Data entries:

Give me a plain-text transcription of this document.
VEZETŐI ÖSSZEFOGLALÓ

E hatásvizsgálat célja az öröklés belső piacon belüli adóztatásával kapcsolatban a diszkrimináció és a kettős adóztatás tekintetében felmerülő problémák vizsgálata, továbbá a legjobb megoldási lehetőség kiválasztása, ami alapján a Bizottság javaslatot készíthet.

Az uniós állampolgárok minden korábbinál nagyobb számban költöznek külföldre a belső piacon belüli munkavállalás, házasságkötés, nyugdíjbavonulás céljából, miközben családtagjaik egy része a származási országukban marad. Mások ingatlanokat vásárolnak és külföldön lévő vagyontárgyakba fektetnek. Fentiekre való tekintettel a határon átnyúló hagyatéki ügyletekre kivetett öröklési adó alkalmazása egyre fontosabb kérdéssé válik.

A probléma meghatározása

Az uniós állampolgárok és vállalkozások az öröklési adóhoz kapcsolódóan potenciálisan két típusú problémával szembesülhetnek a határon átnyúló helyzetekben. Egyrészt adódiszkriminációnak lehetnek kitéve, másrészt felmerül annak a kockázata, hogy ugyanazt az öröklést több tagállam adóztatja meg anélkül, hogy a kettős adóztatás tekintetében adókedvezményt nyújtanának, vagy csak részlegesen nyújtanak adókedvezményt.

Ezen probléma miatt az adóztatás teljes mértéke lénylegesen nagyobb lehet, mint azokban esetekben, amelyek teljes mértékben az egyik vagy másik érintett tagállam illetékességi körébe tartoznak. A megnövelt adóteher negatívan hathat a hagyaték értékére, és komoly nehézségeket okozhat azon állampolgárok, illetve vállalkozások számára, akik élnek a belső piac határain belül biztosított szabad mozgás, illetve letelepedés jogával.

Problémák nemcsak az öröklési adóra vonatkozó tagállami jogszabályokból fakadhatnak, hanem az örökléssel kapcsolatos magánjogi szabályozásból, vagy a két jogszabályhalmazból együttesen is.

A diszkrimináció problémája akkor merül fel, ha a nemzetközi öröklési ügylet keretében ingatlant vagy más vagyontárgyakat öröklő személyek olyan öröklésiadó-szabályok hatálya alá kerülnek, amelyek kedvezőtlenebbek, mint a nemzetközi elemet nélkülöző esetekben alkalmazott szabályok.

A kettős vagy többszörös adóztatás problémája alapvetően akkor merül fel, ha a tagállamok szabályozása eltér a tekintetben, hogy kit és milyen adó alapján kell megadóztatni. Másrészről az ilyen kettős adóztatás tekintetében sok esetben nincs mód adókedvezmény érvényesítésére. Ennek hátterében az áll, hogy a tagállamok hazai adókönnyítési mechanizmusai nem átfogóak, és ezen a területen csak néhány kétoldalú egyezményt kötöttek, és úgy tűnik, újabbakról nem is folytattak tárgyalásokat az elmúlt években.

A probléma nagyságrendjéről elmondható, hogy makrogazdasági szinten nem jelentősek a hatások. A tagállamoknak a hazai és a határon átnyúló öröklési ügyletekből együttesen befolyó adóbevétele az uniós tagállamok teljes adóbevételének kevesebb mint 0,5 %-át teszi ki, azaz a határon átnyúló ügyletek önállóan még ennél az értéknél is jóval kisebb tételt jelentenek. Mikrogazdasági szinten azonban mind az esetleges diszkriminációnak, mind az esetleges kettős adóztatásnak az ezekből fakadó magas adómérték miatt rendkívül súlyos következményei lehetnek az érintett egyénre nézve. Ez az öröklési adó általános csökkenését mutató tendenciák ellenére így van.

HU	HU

Instructions to follow: Say, as a single number and nothing more, how many lines of the entries contain the word "problémája".

Solution for this task: 2